===== Supplied material =====
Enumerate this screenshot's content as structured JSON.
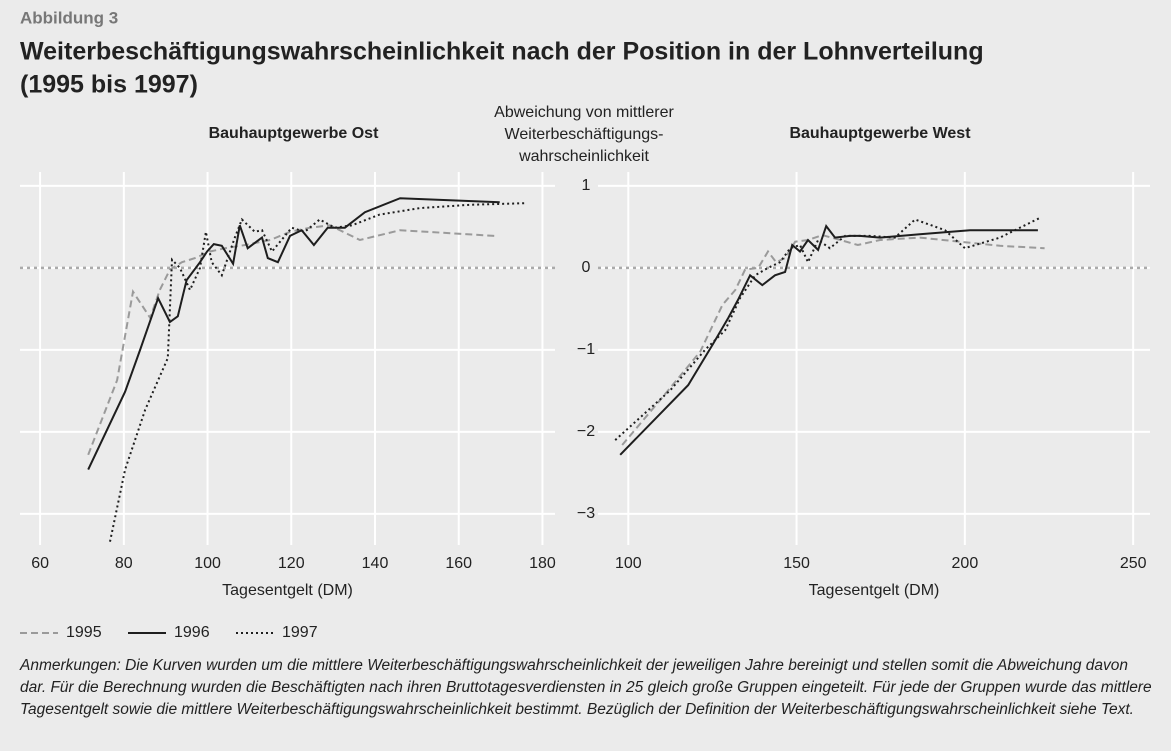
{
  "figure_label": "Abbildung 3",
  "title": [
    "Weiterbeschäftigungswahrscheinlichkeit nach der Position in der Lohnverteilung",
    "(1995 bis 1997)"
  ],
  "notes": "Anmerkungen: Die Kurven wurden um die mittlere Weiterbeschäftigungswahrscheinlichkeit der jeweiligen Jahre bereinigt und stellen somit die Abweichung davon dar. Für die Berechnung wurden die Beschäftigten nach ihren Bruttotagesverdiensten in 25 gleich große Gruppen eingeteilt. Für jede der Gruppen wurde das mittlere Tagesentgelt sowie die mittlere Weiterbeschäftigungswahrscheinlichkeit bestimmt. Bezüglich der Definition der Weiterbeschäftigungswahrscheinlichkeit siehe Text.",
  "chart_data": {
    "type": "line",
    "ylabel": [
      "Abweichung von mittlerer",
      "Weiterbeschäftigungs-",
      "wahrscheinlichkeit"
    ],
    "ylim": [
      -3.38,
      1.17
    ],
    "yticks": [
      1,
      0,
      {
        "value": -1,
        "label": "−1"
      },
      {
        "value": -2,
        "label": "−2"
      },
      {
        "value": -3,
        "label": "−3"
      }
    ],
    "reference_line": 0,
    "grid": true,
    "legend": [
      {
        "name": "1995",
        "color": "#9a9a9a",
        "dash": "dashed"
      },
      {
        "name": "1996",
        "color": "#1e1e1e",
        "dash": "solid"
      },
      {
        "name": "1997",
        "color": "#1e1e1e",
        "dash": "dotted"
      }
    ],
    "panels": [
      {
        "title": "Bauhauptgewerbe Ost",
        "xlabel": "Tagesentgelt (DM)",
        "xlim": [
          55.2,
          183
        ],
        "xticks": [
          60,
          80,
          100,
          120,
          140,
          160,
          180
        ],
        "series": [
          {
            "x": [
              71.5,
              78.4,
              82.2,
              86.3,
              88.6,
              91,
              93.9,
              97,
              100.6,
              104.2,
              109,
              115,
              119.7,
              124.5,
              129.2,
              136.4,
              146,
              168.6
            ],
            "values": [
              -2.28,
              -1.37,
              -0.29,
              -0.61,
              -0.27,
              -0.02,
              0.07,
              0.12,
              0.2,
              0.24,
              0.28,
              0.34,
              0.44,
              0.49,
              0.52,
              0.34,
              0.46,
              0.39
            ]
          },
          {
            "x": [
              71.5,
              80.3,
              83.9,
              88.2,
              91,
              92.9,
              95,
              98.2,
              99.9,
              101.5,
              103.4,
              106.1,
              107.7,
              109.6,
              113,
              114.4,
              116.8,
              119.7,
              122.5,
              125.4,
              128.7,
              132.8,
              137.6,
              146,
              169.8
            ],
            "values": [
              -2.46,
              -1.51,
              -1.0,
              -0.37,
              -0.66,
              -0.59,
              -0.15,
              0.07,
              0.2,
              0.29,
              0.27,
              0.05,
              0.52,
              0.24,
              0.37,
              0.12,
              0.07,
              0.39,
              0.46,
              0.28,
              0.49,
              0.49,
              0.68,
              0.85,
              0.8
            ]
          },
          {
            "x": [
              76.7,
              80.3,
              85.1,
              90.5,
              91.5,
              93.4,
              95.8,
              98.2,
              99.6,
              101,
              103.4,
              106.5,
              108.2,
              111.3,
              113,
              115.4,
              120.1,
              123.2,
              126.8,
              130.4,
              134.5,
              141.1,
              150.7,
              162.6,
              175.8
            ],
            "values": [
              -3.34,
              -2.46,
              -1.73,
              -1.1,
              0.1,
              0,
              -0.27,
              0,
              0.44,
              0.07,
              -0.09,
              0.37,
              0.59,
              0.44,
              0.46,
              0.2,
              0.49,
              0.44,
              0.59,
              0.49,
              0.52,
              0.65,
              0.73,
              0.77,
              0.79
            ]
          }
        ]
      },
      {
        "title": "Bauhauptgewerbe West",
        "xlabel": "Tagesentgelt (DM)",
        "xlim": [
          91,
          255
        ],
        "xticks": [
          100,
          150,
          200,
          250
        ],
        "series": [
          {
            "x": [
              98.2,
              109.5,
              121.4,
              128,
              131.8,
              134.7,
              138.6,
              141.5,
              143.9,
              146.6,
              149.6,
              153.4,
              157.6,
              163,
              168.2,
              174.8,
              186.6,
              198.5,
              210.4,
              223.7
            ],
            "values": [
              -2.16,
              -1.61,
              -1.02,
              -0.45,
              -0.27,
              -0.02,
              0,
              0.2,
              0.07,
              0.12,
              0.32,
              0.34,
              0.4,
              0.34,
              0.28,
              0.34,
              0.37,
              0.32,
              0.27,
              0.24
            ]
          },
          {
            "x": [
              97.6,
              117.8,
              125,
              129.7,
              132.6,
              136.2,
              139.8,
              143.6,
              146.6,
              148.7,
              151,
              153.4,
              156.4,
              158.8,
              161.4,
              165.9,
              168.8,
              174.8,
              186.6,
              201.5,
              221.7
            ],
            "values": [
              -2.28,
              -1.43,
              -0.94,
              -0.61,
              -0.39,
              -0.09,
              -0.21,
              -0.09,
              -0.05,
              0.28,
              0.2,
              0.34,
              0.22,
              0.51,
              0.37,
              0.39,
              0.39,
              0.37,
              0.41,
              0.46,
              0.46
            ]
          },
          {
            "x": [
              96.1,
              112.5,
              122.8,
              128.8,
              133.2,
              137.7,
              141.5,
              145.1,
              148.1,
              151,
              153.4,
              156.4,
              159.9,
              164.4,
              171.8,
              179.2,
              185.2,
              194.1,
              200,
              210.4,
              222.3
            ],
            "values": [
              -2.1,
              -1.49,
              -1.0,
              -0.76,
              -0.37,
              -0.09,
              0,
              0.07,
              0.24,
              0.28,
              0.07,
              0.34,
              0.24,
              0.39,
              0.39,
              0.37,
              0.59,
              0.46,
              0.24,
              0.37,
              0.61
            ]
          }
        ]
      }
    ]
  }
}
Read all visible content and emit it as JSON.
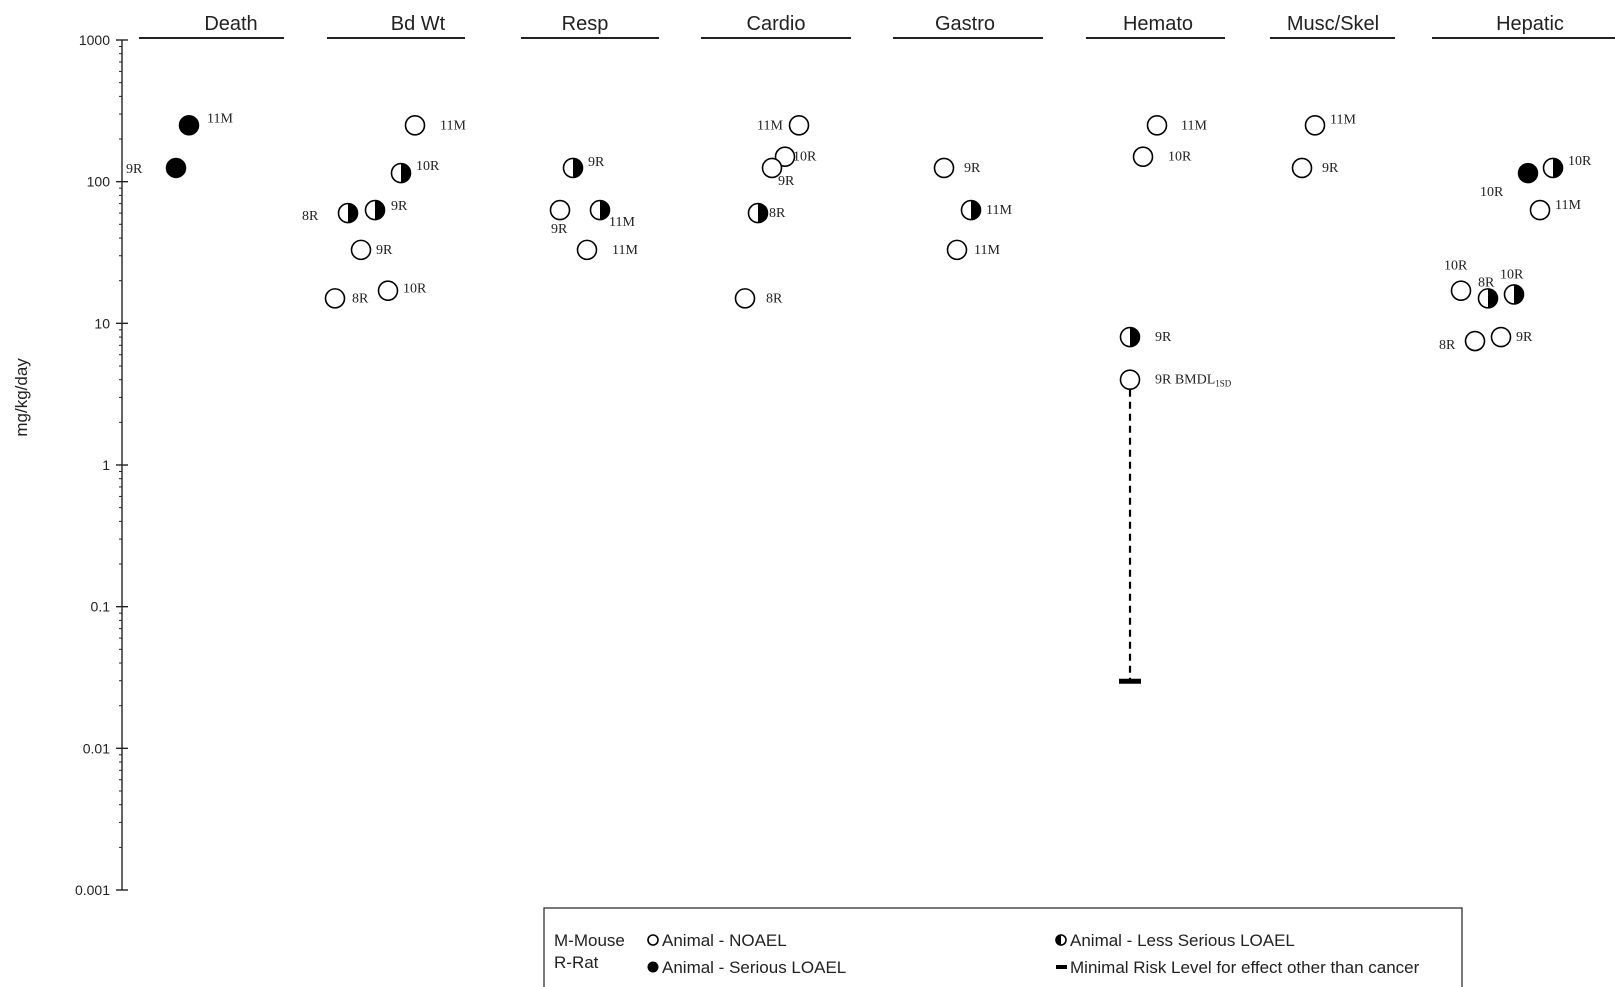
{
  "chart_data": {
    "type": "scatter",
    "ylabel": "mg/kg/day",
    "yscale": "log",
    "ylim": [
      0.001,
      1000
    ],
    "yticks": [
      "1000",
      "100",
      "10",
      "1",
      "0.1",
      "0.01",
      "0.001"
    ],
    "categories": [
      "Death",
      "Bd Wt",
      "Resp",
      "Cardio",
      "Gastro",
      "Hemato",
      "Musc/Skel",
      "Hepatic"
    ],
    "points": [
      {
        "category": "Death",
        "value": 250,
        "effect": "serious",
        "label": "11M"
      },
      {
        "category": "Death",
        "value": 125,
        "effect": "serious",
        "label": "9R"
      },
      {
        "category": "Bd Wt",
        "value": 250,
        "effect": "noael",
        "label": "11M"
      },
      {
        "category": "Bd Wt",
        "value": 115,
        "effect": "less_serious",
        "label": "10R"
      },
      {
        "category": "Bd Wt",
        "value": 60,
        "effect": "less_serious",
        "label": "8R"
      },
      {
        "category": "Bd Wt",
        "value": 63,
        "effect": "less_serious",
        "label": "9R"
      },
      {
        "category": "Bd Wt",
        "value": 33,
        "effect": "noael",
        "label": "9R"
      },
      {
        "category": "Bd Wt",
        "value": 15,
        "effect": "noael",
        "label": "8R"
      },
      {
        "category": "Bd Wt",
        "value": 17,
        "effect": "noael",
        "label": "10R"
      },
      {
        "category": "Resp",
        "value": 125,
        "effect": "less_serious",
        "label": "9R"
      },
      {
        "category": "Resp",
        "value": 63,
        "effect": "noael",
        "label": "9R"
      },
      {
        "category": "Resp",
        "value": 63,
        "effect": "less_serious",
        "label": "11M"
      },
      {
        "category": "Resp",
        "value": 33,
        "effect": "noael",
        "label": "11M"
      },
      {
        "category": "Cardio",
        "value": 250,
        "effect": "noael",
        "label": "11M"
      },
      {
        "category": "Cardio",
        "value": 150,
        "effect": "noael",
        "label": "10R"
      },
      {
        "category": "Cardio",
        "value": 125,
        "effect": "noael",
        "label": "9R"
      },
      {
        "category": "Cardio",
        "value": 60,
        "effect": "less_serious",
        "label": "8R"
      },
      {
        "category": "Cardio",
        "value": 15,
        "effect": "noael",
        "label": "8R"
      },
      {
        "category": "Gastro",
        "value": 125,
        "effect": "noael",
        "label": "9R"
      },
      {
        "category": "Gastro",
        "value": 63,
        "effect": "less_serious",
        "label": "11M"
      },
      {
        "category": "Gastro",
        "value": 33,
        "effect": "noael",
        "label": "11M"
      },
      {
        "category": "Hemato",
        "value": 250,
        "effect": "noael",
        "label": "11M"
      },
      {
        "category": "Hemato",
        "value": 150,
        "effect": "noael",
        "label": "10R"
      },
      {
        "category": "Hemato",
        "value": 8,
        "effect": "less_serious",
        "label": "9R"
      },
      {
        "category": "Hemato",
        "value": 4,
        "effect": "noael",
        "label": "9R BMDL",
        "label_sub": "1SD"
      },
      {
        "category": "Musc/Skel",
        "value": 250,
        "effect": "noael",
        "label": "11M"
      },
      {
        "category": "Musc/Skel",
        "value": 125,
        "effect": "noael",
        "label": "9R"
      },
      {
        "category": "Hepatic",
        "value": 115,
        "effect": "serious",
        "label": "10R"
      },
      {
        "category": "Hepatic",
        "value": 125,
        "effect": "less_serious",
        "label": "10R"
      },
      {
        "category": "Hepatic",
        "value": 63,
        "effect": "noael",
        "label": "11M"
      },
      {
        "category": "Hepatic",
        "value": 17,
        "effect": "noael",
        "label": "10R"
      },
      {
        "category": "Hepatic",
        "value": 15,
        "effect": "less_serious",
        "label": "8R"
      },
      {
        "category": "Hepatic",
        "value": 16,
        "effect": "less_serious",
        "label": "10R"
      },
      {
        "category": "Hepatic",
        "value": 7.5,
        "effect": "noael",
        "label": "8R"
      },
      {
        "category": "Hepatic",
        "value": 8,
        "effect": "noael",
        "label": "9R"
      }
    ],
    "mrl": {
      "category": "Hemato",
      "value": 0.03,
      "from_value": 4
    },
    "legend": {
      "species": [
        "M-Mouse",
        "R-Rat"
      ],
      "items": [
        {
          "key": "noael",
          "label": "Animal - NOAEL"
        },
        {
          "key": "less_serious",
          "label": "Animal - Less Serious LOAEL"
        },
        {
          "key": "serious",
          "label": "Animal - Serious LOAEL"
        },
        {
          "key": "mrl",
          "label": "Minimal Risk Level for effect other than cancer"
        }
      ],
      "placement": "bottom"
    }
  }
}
=====
Set task:
Pull out the lines above in which the word "Bauhauptgewerbe" appears.

Result below:
        "title": "Bauhauptgewerbe Ost",
        "title": "Bauhauptgewerbe West",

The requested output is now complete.